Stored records
* * * * *
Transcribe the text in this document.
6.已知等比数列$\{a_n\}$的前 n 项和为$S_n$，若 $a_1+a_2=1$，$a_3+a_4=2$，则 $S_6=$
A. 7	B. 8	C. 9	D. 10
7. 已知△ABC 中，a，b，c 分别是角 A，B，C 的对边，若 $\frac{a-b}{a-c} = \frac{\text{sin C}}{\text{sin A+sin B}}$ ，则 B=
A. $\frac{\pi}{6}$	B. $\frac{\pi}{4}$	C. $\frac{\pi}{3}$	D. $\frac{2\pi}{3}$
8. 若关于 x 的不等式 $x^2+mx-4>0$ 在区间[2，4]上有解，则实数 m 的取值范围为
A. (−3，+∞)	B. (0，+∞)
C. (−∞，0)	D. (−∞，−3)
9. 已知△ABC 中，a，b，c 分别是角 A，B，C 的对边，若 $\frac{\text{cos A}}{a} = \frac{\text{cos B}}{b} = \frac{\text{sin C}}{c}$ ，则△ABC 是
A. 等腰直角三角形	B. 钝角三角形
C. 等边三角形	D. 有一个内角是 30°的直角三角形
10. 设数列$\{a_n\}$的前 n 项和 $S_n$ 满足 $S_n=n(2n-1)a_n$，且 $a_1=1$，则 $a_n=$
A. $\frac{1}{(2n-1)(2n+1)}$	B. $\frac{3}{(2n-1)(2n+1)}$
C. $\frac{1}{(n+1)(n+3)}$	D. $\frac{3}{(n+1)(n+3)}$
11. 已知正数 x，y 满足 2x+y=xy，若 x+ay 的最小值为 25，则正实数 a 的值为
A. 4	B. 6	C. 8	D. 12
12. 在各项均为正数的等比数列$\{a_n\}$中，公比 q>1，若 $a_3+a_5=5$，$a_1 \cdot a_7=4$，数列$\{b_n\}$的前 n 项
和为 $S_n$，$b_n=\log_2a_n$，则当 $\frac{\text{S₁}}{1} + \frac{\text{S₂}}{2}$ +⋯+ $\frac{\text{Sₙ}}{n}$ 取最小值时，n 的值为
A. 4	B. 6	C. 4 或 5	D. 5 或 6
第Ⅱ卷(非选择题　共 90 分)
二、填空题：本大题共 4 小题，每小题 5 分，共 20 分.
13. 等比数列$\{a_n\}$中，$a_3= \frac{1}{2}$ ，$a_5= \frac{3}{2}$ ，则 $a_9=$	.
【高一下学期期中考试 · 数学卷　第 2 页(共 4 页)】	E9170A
* * * * *
● WHAT THE TASK REQUIRES: Word for word, extract all the records.

● FULL OUTPUT:
Transcribe the text in this document.
6.已知等比数列$\{a_n\}$的前 n 项和为$S_n$，若 $a_1+a_2=1$，$a_3+a_4=2$，则 $S_6=$
A. 7	B. 8	C. 9	D. 10
7. 已知△ABC 中，a，b，c 分别是角 A，B，C 的对边，若 $\frac{a-b}{a-c} = \frac{\text{sin C}}{\text{sin A+sin B}}$ ，则 B=
A. $\frac{\pi}{6}$	B. $\frac{\pi}{4}$	C. $\frac{\pi}{3}$	D. $\frac{2\pi}{3}$
8. 若关于 x 的不等式 $x^2+mx-4>0$ 在区间[2，4]上有解，则实数 m 的取值范围为
A. (−3，+∞)	B. (0，+∞)
C. (−∞，0)	D. (−∞，−3)
9. 已知△ABC 中，a，b，c 分别是角 A，B，C 的对边，若 $\frac{\text{cos A}}{a} = \frac{\text{cos B}}{b} = \frac{\text{sin C}}{c}$ ，则△ABC 是
A. 等腰直角三角形	B. 钝角三角形
C. 等边三角形	D. 有一个内角是 30°的直角三角形
10. 设数列$\{a_n\}$的前 n 项和 $S_n$ 满足 $S_n=n(2n-1)a_n$，且 $a_1=1$，则 $a_n=$
A. $\frac{1}{(2n-1)(2n+1)}$	B. $\frac{3}{(2n-1)(2n+1)}$
C. $\frac{1}{(n+1)(n+3)}$	D. $\frac{3}{(n+1)(n+3)}$
11. 已知正数 x，y 满足 2x+y=xy，若 x+ay 的最小值为 25，则正实数 a 的值为
A. 4	B. 6	C. 8	D. 12
12. 在各项均为正数的等比数列$\{a_n\}$中，公比 q>1，若 $a_3+a_5=5$，$a_1 \cdot a_7=4$，数列$\{b_n\}$的前 n 项
和为 $S_n$，$b_n=\log_2a_n$，则当 $\frac{\text{S₁}}{1} + \frac{\text{S₂}}{2}$ +⋯+ $\frac{\text{Sₙ}}{n}$ 取最小值时，n 的值为
A. 4	B. 6	C. 4 或 5	D. 5 或 6
第Ⅱ卷(非选择题　共 90 分)
二、填空题：本大题共 4 小题，每小题 5 分，共 20 分.
13. 等比数列$\{a_n\}$中，$a_3= \frac{1}{2}$ ，$a_5= \frac{3}{2}$ ，则 $a_9=$	.
【高一下学期期中考试 · 数学卷　第 2 页(共 4 页)】	E9170A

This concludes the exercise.